■ What is required: The records below should be written out again, exactly.

■ Records:
▼

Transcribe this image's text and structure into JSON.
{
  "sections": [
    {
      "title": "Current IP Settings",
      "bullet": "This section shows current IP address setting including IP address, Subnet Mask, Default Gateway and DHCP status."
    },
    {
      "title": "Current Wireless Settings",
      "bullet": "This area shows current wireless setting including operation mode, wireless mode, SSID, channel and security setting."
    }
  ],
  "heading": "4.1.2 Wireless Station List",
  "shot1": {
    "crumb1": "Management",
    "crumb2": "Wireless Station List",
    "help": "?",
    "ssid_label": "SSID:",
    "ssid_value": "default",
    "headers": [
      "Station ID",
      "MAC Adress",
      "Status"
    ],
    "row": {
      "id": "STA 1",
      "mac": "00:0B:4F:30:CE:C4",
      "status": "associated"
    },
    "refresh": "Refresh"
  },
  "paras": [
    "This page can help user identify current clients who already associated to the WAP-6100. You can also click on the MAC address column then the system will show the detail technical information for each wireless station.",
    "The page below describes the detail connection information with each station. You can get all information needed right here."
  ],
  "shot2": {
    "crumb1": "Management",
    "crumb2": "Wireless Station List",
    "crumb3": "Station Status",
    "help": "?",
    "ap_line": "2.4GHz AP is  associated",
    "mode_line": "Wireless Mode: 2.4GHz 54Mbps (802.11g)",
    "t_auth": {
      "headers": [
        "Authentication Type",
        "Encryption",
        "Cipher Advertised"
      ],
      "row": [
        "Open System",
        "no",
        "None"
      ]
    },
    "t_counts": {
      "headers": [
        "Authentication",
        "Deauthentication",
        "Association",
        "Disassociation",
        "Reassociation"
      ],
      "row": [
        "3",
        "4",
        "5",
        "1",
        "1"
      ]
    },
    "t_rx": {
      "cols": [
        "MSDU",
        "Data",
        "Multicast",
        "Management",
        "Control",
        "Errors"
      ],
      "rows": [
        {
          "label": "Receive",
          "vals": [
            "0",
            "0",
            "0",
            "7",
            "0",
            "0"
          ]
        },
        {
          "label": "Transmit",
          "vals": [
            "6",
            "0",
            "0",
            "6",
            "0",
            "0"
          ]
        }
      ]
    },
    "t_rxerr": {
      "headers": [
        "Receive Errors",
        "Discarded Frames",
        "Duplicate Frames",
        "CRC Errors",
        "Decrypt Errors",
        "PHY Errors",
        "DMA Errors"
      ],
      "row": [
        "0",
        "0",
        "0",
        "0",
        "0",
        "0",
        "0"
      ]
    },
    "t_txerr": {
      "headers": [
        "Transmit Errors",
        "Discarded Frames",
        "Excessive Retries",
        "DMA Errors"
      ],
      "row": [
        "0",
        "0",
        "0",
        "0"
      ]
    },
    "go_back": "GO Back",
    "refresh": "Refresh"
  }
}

▲

■ Solution below:
Transcribe this image's text and structure into JSON.
{
  "sections": [
    {
      "title": "Current IP Settings",
      "bullet": "This section shows current IP address setting including IP address, Subnet Mask, Default Gateway and DHCP status."
    },
    {
      "title": "Current Wireless Settings",
      "bullet": "This area shows current wireless setting including operation mode, wireless mode, SSID, channel and security setting."
    }
  ],
  "heading": "4.1.2 Wireless Station List",
  "shot1": {
    "crumb1": "Management",
    "crumb2": "Wireless Station List",
    "help": "?",
    "ssid_label": "SSID:",
    "ssid_value": "default",
    "headers": [
      "Station ID",
      "MAC Adress",
      "Status"
    ],
    "row": {
      "id": "STA 1",
      "mac": "00:0B:4F:30:CE:C4",
      "status": "associated"
    },
    "refresh": "Refresh"
  },
  "paras": [
    "This page can help user identify current clients who already associated to the WAP-6100. You can also click on the MAC address column then the system will show the detail technical information for each wireless station.",
    "The page below describes the detail connection information with each station. You can get all information needed right here."
  ],
  "shot2": {
    "crumb1": "Management",
    "crumb2": "Wireless Station List",
    "crumb3": "Station Status",
    "help": "?",
    "ap_line": "2.4GHz AP is  associated",
    "mode_line": "Wireless Mode: 2.4GHz 54Mbps (802.11g)",
    "t_auth": {
      "headers": [
        "Authentication Type",
        "Encryption",
        "Cipher Advertised"
      ],
      "row": [
        "Open System",
        "no",
        "None"
      ]
    },
    "t_counts": {
      "headers": [
        "Authentication",
        "Deauthentication",
        "Association",
        "Disassociation",
        "Reassociation"
      ],
      "row": [
        "3",
        "4",
        "5",
        "1",
        "1"
      ]
    },
    "t_rx": {
      "cols": [
        "MSDU",
        "Data",
        "Multicast",
        "Management",
        "Control",
        "Errors"
      ],
      "rows": [
        {
          "label": "Receive",
          "vals": [
            "0",
            "0",
            "0",
            "7",
            "0",
            "0"
          ]
        },
        {
          "label": "Transmit",
          "vals": [
            "6",
            "0",
            "0",
            "6",
            "0",
            "0"
          ]
        }
      ]
    },
    "t_rxerr": {
      "headers": [
        "Receive Errors",
        "Discarded Frames",
        "Duplicate Frames",
        "CRC Errors",
        "Decrypt Errors",
        "PHY Errors",
        "DMA Errors"
      ],
      "row": [
        "0",
        "0",
        "0",
        "0",
        "0",
        "0",
        "0"
      ]
    },
    "t_txerr": {
      "headers": [
        "Transmit Errors",
        "Discarded Frames",
        "Excessive Retries",
        "DMA Errors"
      ],
      "row": [
        "0",
        "0",
        "0",
        "0"
      ]
    },
    "go_back": "GO Back",
    "refresh": "Refresh"
  }
}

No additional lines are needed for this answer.